Comb through the entries for "JSON" and pull out each line that holds it.

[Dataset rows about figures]
START

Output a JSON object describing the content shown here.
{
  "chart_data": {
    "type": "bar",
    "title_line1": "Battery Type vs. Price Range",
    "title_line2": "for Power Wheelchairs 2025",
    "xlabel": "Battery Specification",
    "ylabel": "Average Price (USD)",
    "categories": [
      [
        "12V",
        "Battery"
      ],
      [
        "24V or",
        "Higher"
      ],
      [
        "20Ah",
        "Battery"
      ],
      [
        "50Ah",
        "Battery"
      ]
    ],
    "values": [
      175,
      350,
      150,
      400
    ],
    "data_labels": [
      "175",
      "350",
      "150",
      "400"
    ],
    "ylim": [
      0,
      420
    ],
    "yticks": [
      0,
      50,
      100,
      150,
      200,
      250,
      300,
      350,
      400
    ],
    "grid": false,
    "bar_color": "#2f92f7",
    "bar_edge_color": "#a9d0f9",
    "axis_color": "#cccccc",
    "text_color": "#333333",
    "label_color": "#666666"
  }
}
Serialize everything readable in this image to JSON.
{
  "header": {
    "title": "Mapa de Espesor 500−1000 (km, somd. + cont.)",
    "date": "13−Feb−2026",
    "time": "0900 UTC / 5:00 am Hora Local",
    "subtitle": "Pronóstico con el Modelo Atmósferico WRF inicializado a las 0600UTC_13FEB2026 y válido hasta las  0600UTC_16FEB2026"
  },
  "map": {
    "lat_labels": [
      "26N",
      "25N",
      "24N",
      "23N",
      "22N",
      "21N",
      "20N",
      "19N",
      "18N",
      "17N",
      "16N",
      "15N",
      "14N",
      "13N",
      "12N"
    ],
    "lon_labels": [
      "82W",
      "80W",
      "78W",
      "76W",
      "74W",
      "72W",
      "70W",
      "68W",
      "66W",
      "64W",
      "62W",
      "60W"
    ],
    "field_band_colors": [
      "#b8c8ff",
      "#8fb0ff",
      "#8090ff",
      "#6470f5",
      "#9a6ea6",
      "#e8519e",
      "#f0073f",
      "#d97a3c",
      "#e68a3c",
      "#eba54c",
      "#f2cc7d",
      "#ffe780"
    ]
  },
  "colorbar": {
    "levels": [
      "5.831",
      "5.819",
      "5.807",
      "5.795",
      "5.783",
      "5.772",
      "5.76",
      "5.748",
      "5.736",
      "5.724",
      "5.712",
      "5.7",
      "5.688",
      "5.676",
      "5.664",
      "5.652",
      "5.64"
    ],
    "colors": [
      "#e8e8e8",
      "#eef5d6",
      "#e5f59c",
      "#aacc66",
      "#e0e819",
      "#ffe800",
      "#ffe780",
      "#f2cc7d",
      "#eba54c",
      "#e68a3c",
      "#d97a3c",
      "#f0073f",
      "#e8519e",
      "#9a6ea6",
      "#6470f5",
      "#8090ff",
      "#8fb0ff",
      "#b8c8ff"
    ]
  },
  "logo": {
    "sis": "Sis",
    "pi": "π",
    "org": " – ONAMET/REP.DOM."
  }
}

END

**SOLUTION TO THE EXERCISE**
Output a JSON object describing the content shown here.
Serialize everything readable in this image to JSON.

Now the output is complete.